───── Material supplied ─────

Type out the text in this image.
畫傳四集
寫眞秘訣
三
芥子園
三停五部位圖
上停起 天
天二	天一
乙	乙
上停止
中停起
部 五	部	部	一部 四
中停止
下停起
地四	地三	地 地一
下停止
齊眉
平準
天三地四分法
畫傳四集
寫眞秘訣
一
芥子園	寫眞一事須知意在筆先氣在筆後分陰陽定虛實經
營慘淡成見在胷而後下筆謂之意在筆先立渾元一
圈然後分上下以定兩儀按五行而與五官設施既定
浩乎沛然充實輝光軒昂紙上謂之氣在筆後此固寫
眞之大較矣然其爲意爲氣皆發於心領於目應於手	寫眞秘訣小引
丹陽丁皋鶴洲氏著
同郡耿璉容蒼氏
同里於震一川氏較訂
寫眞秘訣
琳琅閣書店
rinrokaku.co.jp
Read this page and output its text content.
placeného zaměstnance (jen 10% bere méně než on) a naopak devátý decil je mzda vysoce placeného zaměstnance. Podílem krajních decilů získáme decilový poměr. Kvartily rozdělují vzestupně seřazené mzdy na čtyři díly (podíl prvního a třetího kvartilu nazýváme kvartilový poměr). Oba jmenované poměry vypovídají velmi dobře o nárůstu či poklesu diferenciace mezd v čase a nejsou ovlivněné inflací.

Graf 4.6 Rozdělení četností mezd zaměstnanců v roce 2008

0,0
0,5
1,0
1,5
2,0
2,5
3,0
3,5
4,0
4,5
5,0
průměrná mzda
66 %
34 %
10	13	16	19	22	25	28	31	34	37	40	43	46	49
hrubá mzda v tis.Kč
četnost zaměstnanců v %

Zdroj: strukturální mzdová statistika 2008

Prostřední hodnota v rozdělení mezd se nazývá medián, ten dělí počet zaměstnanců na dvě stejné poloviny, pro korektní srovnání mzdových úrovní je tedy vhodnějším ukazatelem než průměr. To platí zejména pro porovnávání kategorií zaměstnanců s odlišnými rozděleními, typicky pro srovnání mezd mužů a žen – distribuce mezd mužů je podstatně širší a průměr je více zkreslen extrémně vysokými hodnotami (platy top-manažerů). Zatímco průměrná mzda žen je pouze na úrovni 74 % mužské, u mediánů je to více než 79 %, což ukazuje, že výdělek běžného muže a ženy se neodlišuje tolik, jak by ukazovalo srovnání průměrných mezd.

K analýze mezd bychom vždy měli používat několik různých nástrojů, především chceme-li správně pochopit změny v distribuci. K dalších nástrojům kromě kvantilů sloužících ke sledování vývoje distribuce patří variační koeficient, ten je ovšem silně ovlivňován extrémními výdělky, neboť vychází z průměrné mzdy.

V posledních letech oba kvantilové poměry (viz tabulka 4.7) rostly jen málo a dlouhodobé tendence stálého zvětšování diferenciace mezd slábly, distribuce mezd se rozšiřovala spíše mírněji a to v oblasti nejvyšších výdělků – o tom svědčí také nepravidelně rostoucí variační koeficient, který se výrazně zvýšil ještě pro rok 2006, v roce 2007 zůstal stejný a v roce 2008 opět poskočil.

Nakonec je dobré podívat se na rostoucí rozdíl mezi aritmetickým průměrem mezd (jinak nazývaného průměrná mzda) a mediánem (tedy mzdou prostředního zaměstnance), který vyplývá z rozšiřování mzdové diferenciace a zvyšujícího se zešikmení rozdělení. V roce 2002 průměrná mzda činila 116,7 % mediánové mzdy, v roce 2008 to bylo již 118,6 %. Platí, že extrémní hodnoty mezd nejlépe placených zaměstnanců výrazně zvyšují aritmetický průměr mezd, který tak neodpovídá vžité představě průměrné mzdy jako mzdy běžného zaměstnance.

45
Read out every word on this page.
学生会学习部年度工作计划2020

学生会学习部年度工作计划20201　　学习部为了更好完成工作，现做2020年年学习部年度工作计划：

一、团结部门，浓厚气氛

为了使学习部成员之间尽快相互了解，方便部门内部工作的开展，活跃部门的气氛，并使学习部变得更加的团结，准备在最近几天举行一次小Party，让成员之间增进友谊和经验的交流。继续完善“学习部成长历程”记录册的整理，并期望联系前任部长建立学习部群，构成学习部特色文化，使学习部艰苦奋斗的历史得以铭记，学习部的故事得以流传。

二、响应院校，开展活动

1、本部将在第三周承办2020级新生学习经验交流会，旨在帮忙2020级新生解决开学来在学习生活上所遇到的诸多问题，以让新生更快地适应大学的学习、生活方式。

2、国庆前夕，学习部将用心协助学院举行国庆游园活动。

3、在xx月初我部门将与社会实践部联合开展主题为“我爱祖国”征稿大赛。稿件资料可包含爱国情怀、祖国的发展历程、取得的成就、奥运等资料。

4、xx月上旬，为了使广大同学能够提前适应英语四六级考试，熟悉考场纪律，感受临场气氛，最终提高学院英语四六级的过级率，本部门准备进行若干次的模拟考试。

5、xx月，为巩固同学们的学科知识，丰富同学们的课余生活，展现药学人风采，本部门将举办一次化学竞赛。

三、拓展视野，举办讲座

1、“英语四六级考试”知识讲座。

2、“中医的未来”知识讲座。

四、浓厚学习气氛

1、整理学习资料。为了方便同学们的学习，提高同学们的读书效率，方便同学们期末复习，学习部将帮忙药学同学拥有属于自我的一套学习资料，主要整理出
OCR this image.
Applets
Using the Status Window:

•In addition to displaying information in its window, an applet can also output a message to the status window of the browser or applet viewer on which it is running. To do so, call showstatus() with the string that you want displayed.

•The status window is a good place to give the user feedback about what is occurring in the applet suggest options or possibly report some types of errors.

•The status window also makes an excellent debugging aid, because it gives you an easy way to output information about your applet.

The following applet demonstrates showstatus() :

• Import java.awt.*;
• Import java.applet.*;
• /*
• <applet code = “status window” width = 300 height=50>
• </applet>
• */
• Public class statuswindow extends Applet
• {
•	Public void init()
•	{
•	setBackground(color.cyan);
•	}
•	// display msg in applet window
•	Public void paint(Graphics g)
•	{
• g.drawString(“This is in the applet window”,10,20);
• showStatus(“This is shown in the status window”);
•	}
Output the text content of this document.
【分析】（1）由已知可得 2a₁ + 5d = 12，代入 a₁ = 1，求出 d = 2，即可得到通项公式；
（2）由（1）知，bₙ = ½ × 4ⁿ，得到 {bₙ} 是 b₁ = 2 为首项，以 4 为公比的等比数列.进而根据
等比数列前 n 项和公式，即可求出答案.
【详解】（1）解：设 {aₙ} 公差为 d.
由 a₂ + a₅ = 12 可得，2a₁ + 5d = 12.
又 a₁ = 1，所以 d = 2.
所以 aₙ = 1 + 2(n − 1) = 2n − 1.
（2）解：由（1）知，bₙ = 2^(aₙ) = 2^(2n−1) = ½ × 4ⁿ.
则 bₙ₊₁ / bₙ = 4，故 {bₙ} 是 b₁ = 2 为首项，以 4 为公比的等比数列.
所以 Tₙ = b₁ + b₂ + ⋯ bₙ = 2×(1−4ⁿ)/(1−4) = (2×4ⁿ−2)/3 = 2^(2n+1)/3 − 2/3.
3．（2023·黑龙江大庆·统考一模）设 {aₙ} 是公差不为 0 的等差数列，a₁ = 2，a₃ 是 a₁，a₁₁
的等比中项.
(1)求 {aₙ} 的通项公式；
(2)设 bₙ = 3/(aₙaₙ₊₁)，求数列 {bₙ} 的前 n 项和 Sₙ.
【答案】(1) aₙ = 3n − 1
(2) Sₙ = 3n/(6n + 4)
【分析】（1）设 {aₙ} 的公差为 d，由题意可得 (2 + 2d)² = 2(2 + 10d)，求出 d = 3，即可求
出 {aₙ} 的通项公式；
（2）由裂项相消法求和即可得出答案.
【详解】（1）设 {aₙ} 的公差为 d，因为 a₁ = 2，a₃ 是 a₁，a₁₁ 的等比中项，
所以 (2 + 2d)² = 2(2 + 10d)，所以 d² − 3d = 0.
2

─────

### Job
From the entries above, copy every line that holds the word "text".

### Solution
Type out the text in this image.
Read this page and output its text content.
Output the text content of this document.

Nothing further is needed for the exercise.